[Dataset items]
┄┄┄┄┄┄┄┄┄┄┄┄┄┄┄┄┄┄┄┄

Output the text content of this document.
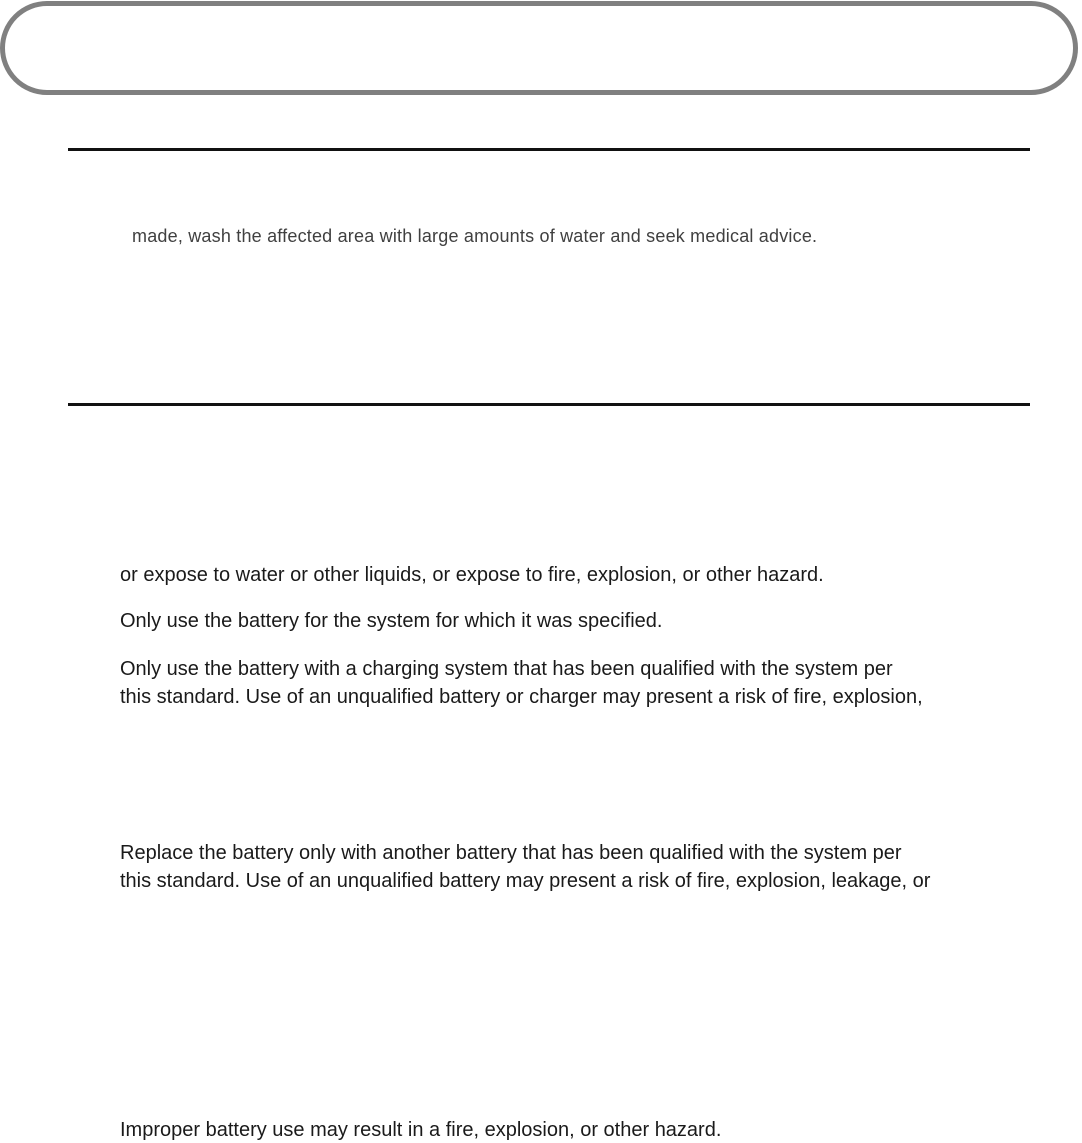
made, wash the affected area with large amounts of water and seek medical advice.
or expose to water or other liquids, or expose to fire, explosion, or other hazard.
Only use the battery for the system for which it was specified.
Only use the battery with a charging system that has been qualified with the system per
this standard. Use of an unqualified battery or charger may present a risk of fire, explosion,
Replace the battery only with another battery that has been qualified with the system per
this standard. Use of an unqualified battery may present a risk of fire, explosion, leakage, or
Improper battery use may result in a fire, explosion, or other hazard.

┄┄┄┄┄┄┄┄┄┄┄┄┄┄┄┄┄┄┄┄

Written request
Do not copy the pictures, but repeat every line exactly.

Solved problem
Output the text content of this document.
made, wash the affected area with large amounts of water and seek medical advice.
or expose to water or other liquids, or expose to fire, explosion, or other hazard.
Only use the battery for the system for which it was specified.
Only use the battery with a charging system that has been qualified with the system per
this standard. Use of an unqualified battery or charger may present a risk of fire, explosion,
Replace the battery only with another battery that has been qualified with the system per
this standard. Use of an unqualified battery may present a risk of fire, explosion, leakage, or
Improper battery use may result in a fire, explosion, or other hazard.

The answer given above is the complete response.